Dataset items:
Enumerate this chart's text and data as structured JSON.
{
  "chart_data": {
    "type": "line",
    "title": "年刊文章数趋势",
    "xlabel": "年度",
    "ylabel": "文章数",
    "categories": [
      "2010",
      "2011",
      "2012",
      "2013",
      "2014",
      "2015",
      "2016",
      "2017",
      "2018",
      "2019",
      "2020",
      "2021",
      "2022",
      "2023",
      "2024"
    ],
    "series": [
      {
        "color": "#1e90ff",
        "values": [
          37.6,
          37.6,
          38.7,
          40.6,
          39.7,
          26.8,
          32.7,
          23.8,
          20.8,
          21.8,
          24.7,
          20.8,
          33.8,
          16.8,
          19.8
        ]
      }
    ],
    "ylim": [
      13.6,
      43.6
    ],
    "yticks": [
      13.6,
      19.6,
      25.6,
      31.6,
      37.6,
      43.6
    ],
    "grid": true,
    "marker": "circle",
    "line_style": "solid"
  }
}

Task: Repeat the data precisely, reproducing every entry.

Reply to the task:
Enumerate this chart's text and data as structured JSON.
{
  "chart_data": {
    "type": "line",
    "title": "年刊文章数趋势",
    "xlabel": "年度",
    "ylabel": "文章数",
    "categories": [
      "2010",
      "2011",
      "2012",
      "2013",
      "2014",
      "2015",
      "2016",
      "2017",
      "2018",
      "2019",
      "2020",
      "2021",
      "2022",
      "2023",
      "2024"
    ],
    "series": [
      {
        "color": "#1e90ff",
        "values": [
          37.6,
          37.6,
          38.7,
          40.6,
          39.7,
          26.8,
          32.7,
          23.8,
          20.8,
          21.8,
          24.7,
          20.8,
          33.8,
          16.8,
          19.8
        ]
      }
    ],
    "ylim": [
      13.6,
      43.6
    ],
    "yticks": [
      13.6,
      19.6,
      25.6,
      31.6,
      37.6,
      43.6
    ],
    "grid": true,
    "marker": "circle",
    "line_style": "solid"
  }
}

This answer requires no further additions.